◆ **Work to complete**: Write out the whole of the material exactly.

◆ **Provided information**:
━━━━━━━━━━━━━━━━

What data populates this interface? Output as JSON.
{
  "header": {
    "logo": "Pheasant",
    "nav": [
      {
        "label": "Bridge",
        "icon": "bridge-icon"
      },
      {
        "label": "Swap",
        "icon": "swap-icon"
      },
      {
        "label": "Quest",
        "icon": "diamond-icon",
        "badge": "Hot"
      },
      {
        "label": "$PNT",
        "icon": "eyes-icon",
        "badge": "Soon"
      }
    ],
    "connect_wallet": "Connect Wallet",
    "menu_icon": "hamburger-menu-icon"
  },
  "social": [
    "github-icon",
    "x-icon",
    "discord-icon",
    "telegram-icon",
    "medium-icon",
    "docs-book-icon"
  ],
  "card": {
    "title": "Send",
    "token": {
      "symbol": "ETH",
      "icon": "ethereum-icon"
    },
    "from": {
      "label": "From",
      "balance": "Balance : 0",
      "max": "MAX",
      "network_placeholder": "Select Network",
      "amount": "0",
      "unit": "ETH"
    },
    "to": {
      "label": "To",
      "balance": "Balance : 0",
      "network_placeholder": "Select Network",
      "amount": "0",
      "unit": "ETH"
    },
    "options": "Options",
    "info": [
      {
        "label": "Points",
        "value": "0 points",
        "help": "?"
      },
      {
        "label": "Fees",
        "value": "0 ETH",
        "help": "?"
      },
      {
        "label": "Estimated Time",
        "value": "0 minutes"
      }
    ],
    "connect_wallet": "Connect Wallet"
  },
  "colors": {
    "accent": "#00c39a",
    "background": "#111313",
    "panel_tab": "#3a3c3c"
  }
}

━━━━━━━━━━━━━━━━

◆ **Written solution**:
What data populates this interface? Output as JSON.
{
  "header": {
    "logo": "Pheasant",
    "nav": [
      {
        "label": "Bridge",
        "icon": "bridge-icon"
      },
      {
        "label": "Swap",
        "icon": "swap-icon"
      },
      {
        "label": "Quest",
        "icon": "diamond-icon",
        "badge": "Hot"
      },
      {
        "label": "$PNT",
        "icon": "eyes-icon",
        "badge": "Soon"
      }
    ],
    "connect_wallet": "Connect Wallet",
    "menu_icon": "hamburger-menu-icon"
  },
  "social": [
    "github-icon",
    "x-icon",
    "discord-icon",
    "telegram-icon",
    "medium-icon",
    "docs-book-icon"
  ],
  "card": {
    "title": "Send",
    "token": {
      "symbol": "ETH",
      "icon": "ethereum-icon"
    },
    "from": {
      "label": "From",
      "balance": "Balance : 0",
      "max": "MAX",
      "network_placeholder": "Select Network",
      "amount": "0",
      "unit": "ETH"
    },
    "to": {
      "label": "To",
      "balance": "Balance : 0",
      "network_placeholder": "Select Network",
      "amount": "0",
      "unit": "ETH"
    },
    "options": "Options",
    "info": [
      {
        "label": "Points",
        "value": "0 points",
        "help": "?"
      },
      {
        "label": "Fees",
        "value": "0 ETH",
        "help": "?"
      },
      {
        "label": "Estimated Time",
        "value": "0 minutes"
      }
    ],
    "connect_wallet": "Connect Wallet"
  },
  "colors": {
    "accent": "#00c39a",
    "background": "#111313",
    "panel_tab": "#3a3c3c"
  }
}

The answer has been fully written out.